● **Given records**:

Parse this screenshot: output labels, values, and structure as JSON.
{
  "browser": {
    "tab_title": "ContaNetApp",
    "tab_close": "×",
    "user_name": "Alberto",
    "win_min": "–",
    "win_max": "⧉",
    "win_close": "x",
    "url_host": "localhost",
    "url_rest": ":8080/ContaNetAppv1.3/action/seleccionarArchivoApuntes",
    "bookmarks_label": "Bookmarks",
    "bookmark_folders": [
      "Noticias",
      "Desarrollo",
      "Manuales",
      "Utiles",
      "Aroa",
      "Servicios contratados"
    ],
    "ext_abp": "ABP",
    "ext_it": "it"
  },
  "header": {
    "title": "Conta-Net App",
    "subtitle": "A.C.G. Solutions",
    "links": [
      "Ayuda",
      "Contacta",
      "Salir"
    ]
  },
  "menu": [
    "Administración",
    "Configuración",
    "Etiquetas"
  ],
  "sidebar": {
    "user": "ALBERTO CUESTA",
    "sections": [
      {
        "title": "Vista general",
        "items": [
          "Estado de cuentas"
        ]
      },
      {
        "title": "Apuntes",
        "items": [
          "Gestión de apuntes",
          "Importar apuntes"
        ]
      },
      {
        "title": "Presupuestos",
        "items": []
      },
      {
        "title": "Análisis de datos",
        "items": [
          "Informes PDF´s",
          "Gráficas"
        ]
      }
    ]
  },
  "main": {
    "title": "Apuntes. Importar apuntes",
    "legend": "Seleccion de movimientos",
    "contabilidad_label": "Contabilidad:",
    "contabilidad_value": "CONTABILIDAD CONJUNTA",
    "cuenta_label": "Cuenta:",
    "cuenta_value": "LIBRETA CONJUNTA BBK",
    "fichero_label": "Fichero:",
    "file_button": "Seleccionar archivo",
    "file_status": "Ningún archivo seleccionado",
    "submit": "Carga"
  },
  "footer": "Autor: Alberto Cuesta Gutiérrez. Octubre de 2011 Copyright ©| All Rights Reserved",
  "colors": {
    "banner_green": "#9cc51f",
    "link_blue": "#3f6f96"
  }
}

● **Directions**:
Repeat the data above exactly.

● **Answer for this exercise**:
Parse this screenshot: output labels, values, and structure as JSON.
{
  "browser": {
    "tab_title": "ContaNetApp",
    "tab_close": "×",
    "user_name": "Alberto",
    "win_min": "–",
    "win_max": "⧉",
    "win_close": "x",
    "url_host": "localhost",
    "url_rest": ":8080/ContaNetAppv1.3/action/seleccionarArchivoApuntes",
    "bookmarks_label": "Bookmarks",
    "bookmark_folders": [
      "Noticias",
      "Desarrollo",
      "Manuales",
      "Utiles",
      "Aroa",
      "Servicios contratados"
    ],
    "ext_abp": "ABP",
    "ext_it": "it"
  },
  "header": {
    "title": "Conta-Net App",
    "subtitle": "A.C.G. Solutions",
    "links": [
      "Ayuda",
      "Contacta",
      "Salir"
    ]
  },
  "menu": [
    "Administración",
    "Configuración",
    "Etiquetas"
  ],
  "sidebar": {
    "user": "ALBERTO CUESTA",
    "sections": [
      {
        "title": "Vista general",
        "items": [
          "Estado de cuentas"
        ]
      },
      {
        "title": "Apuntes",
        "items": [
          "Gestión de apuntes",
          "Importar apuntes"
        ]
      },
      {
        "title": "Presupuestos",
        "items": []
      },
      {
        "title": "Análisis de datos",
        "items": [
          "Informes PDF´s",
          "Gráficas"
        ]
      }
    ]
  },
  "main": {
    "title": "Apuntes. Importar apuntes",
    "legend": "Seleccion de movimientos",
    "contabilidad_label": "Contabilidad:",
    "contabilidad_value": "CONTABILIDAD CONJUNTA",
    "cuenta_label": "Cuenta:",
    "cuenta_value": "LIBRETA CONJUNTA BBK",
    "fichero_label": "Fichero:",
    "file_button": "Seleccionar archivo",
    "file_status": "Ningún archivo seleccionado",
    "submit": "Carga"
  },
  "footer": "Autor: Alberto Cuesta Gutiérrez. Octubre de 2011 Copyright ©| All Rights Reserved",
  "colors": {
    "banner_green": "#9cc51f",
    "link_blue": "#3f6f96"
  }
}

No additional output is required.